Of the lines in the listing, how many include the string "proceso"? Write the number and nothing else.

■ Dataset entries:
____

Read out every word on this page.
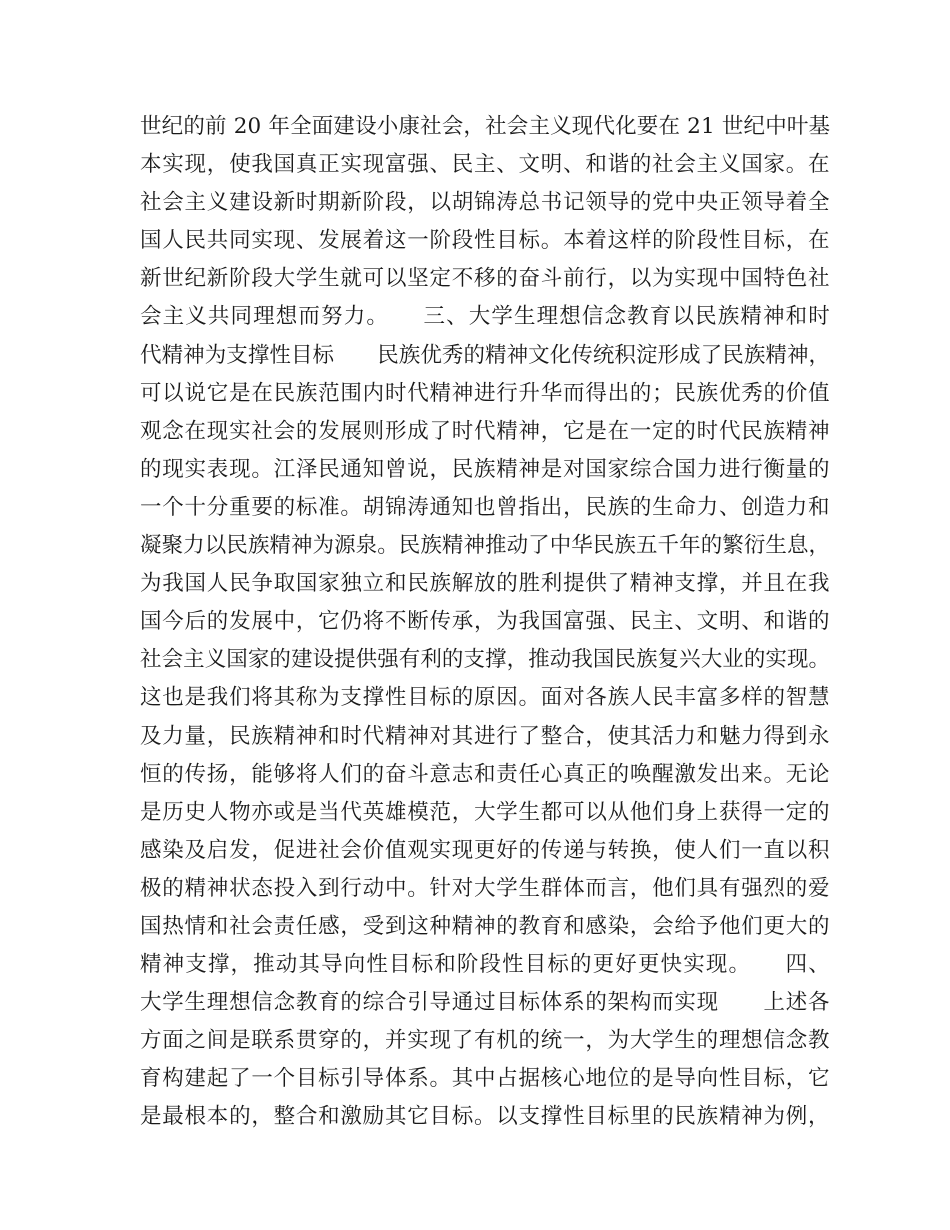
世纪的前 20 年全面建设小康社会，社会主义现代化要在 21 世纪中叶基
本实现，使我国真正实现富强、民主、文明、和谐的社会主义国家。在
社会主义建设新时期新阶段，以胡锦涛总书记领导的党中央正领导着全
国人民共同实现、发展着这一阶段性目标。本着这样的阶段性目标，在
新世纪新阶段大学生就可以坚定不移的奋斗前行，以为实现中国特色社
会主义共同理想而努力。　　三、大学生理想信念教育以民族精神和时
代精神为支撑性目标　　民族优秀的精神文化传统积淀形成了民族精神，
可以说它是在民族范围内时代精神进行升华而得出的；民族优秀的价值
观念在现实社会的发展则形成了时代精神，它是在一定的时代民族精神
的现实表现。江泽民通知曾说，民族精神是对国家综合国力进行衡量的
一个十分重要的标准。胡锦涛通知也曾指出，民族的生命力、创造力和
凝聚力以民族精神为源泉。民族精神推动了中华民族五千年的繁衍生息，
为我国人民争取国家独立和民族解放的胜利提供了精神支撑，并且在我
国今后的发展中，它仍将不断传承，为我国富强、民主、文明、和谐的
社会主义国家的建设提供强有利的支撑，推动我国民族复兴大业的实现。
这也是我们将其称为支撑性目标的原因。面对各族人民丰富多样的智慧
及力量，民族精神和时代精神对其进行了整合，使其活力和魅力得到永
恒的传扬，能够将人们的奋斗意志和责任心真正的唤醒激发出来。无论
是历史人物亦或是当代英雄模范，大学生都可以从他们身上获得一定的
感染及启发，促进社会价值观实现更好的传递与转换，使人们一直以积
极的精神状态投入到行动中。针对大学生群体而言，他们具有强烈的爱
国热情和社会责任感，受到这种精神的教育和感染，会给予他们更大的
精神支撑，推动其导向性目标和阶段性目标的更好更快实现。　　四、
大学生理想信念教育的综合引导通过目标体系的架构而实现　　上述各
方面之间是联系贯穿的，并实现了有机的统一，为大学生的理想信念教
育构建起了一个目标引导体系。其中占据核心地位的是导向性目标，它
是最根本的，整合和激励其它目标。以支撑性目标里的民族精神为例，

____

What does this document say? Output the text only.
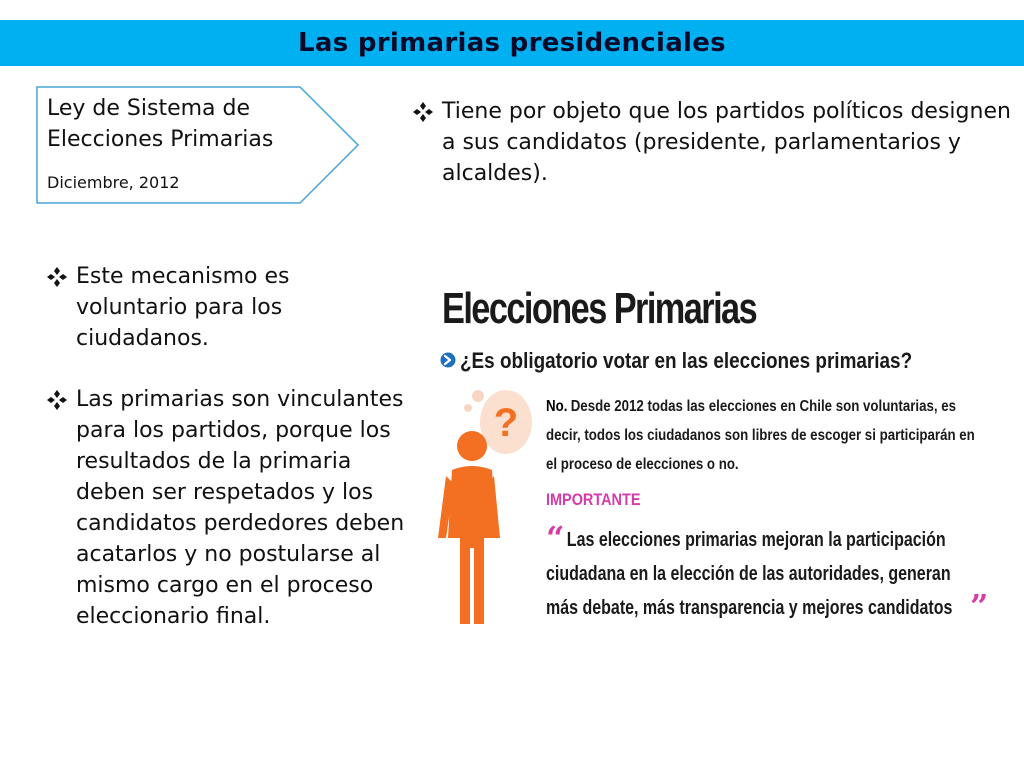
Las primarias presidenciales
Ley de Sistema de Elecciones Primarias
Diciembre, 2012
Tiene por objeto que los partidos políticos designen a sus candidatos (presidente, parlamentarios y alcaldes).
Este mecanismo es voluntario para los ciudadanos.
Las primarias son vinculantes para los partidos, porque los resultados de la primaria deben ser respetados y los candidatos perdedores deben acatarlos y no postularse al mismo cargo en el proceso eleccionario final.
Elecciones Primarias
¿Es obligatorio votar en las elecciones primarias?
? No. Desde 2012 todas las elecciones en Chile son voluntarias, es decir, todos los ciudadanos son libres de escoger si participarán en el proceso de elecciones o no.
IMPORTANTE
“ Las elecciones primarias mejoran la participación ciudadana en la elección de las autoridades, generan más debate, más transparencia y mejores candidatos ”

____

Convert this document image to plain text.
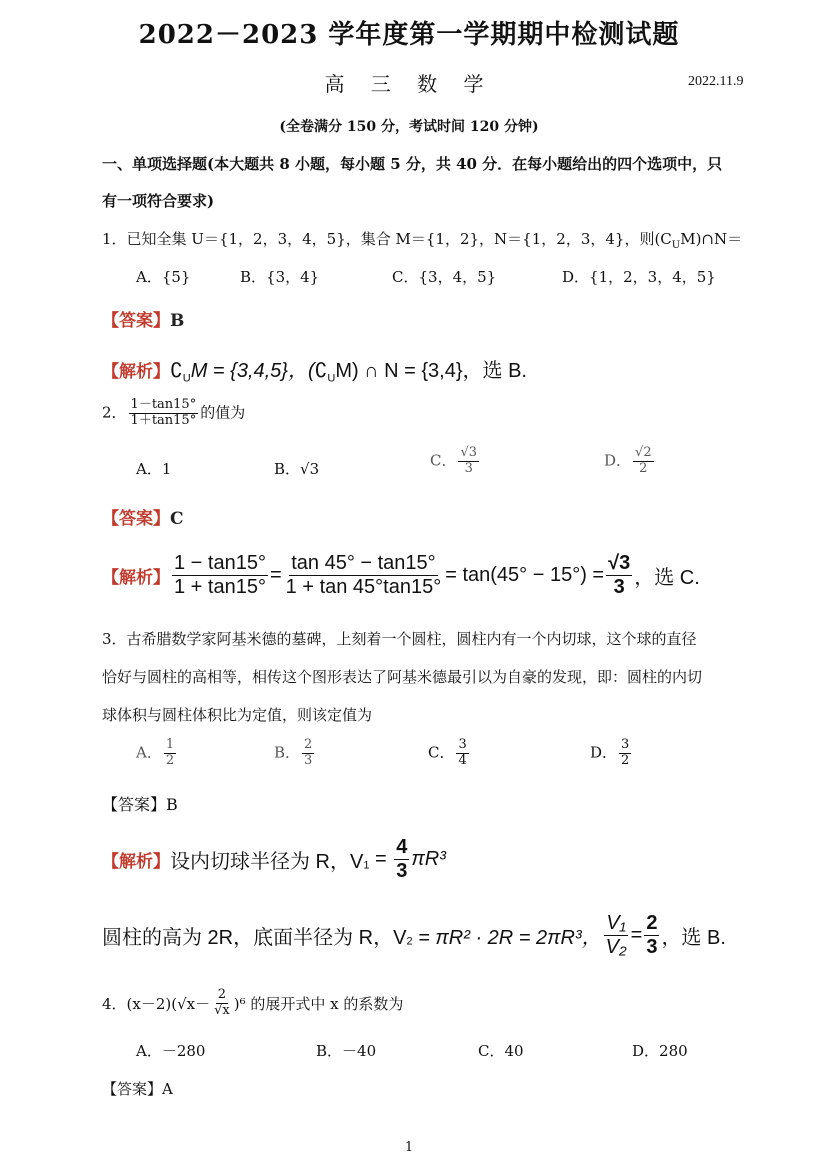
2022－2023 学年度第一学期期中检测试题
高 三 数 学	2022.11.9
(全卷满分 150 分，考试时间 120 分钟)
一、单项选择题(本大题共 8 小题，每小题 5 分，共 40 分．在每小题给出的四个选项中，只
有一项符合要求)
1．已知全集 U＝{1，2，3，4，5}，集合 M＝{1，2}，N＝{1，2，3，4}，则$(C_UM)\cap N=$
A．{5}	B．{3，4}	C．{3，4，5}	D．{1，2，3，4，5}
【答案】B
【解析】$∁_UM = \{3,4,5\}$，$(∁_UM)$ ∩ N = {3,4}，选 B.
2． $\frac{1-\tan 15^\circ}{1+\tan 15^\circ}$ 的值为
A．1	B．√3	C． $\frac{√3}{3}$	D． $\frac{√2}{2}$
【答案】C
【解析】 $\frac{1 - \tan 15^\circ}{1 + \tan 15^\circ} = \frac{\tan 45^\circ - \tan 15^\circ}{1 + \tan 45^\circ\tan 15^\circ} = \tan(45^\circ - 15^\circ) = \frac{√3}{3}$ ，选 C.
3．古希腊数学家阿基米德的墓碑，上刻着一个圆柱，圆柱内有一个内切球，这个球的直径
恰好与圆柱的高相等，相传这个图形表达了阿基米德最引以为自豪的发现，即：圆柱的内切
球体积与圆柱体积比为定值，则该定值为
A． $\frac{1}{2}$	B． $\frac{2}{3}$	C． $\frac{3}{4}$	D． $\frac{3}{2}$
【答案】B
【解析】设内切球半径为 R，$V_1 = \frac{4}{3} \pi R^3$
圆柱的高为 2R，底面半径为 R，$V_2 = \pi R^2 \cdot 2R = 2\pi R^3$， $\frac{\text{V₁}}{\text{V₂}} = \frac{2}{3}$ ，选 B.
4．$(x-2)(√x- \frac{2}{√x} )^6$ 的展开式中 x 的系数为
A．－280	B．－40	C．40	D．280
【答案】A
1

____

■ FULL RESPONSE: 2